> _Written exercise_
Extract every line that contains the string "Bloomington".

> _Listed entries_
::::::::

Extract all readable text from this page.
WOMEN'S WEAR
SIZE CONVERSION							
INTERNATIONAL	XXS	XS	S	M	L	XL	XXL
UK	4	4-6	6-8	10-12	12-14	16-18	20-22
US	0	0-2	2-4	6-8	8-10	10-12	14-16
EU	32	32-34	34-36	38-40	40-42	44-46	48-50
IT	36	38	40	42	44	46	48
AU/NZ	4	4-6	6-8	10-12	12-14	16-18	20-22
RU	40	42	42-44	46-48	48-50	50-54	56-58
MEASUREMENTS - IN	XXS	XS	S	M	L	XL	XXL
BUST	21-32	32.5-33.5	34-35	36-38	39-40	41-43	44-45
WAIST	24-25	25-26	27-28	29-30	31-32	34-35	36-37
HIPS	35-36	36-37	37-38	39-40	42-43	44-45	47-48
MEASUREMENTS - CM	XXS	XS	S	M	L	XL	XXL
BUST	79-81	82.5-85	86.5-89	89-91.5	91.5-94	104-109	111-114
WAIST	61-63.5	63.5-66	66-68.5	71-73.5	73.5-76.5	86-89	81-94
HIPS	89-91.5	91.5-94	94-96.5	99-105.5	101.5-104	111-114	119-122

::::::::

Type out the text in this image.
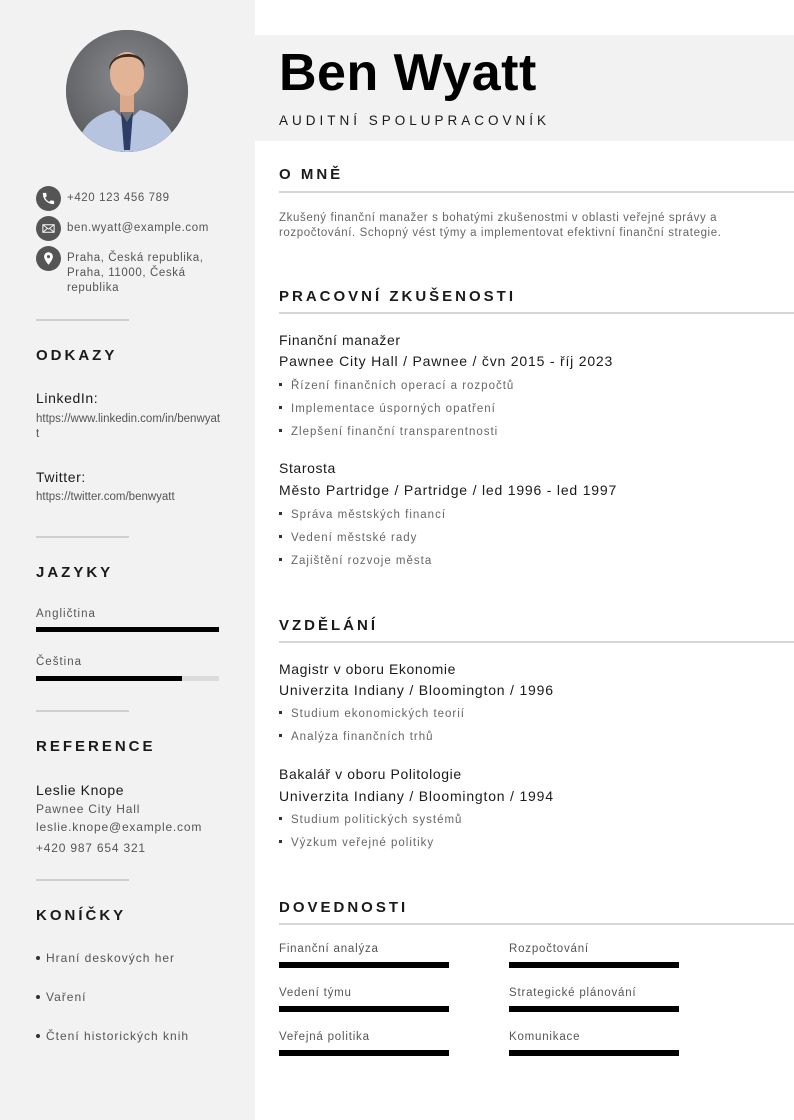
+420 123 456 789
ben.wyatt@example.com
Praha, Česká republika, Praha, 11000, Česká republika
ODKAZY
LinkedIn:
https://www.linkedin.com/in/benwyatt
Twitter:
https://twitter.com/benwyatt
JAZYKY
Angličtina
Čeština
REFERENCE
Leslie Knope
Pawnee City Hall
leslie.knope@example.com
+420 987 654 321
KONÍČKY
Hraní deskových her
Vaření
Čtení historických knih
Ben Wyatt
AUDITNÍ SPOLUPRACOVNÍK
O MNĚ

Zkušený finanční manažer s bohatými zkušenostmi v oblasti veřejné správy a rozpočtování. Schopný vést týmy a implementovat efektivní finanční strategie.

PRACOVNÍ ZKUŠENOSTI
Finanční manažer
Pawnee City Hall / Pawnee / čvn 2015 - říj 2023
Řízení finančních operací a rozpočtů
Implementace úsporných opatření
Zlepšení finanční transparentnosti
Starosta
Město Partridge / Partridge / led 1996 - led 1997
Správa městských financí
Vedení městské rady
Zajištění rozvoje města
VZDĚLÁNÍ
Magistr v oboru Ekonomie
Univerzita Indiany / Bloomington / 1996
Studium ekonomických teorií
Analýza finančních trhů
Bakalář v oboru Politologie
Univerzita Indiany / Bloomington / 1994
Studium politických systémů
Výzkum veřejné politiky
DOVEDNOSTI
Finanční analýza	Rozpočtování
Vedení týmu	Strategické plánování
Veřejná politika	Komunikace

::::::::

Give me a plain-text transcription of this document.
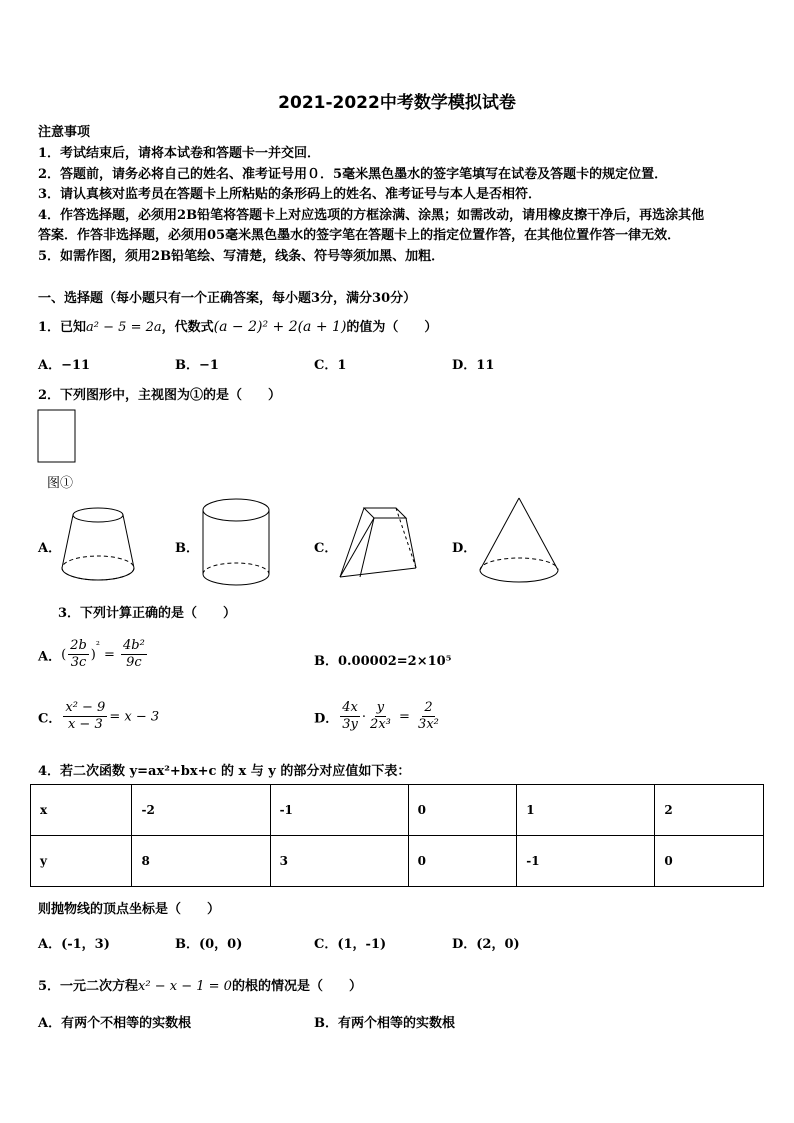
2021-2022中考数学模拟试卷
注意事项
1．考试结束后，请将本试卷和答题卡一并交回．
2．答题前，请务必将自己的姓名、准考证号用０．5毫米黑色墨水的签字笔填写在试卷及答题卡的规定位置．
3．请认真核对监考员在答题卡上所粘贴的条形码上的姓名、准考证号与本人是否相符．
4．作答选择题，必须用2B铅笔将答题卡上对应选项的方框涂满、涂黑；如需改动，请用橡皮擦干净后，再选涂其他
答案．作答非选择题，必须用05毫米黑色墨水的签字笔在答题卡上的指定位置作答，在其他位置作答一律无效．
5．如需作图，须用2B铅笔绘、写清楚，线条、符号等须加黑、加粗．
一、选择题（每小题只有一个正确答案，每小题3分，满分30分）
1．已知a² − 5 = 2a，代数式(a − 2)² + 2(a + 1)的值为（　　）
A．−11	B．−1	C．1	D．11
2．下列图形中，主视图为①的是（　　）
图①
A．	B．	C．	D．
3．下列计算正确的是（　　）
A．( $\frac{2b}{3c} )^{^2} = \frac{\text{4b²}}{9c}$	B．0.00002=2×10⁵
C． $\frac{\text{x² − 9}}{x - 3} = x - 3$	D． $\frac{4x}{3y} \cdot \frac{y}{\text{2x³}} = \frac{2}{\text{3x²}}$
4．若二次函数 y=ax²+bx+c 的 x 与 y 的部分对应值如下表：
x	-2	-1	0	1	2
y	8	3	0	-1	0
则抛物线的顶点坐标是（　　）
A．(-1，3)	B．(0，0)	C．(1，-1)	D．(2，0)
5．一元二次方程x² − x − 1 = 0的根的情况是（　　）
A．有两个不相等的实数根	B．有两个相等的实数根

::::::::

> _Result_
Univerzita Indiany / Bloomington / 1996
Univerzita Indiany / Bloomington / 1994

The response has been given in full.